*Instruction*: Make an exact copy of all the data.

*Excerpted data*:
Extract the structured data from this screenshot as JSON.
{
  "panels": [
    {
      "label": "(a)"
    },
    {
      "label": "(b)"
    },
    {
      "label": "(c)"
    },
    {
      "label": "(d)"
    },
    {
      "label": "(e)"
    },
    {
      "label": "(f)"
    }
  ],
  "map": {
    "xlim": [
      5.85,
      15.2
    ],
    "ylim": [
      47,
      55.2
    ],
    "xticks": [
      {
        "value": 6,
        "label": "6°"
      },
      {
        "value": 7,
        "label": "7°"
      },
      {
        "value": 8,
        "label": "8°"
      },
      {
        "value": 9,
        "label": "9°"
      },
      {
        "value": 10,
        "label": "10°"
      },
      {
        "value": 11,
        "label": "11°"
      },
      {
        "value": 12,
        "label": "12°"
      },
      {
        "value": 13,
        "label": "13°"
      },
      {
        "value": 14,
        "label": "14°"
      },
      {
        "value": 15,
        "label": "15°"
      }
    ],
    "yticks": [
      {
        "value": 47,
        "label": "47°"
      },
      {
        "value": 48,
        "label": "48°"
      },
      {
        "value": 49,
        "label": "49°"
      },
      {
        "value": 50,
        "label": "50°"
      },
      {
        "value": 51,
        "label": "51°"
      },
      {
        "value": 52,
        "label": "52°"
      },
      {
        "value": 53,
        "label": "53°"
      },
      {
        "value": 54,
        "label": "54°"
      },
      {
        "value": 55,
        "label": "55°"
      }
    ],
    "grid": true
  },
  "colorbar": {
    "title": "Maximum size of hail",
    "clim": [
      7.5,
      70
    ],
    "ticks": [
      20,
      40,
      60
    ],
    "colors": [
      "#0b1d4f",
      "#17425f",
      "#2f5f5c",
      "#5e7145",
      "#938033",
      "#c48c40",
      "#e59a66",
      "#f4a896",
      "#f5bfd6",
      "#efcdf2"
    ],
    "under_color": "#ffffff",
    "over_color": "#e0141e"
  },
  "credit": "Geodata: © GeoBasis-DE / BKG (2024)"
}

*Exercise output*:
Extract the structured data from this screenshot as JSON.
{
  "panels": [
    {
      "label": "(a)"
    },
    {
      "label": "(b)"
    },
    {
      "label": "(c)"
    },
    {
      "label": "(d)"
    },
    {
      "label": "(e)"
    },
    {
      "label": "(f)"
    }
  ],
  "map": {
    "xlim": [
      5.85,
      15.2
    ],
    "ylim": [
      47,
      55.2
    ],
    "xticks": [
      {
        "value": 6,
        "label": "6°"
      },
      {
        "value": 7,
        "label": "7°"
      },
      {
        "value": 8,
        "label": "8°"
      },
      {
        "value": 9,
        "label": "9°"
      },
      {
        "value": 10,
        "label": "10°"
      },
      {
        "value": 11,
        "label": "11°"
      },
      {
        "value": 12,
        "label": "12°"
      },
      {
        "value": 13,
        "label": "13°"
      },
      {
        "value": 14,
        "label": "14°"
      },
      {
        "value": 15,
        "label": "15°"
      }
    ],
    "yticks": [
      {
        "value": 47,
        "label": "47°"
      },
      {
        "value": 48,
        "label": "48°"
      },
      {
        "value": 49,
        "label": "49°"
      },
      {
        "value": 50,
        "label": "50°"
      },
      {
        "value": 51,
        "label": "51°"
      },
      {
        "value": 52,
        "label": "52°"
      },
      {
        "value": 53,
        "label": "53°"
      },
      {
        "value": 54,
        "label": "54°"
      },
      {
        "value": 55,
        "label": "55°"
      }
    ],
    "grid": true
  },
  "colorbar": {
    "title": "Maximum size of hail",
    "clim": [
      7.5,
      70
    ],
    "ticks": [
      20,
      40,
      60
    ],
    "colors": [
      "#0b1d4f",
      "#17425f",
      "#2f5f5c",
      "#5e7145",
      "#938033",
      "#c48c40",
      "#e59a66",
      "#f4a896",
      "#f5bfd6",
      "#efcdf2"
    ],
    "under_color": "#ffffff",
    "over_color": "#e0141e"
  },
  "credit": "Geodata: © GeoBasis-DE / BKG (2024)"
}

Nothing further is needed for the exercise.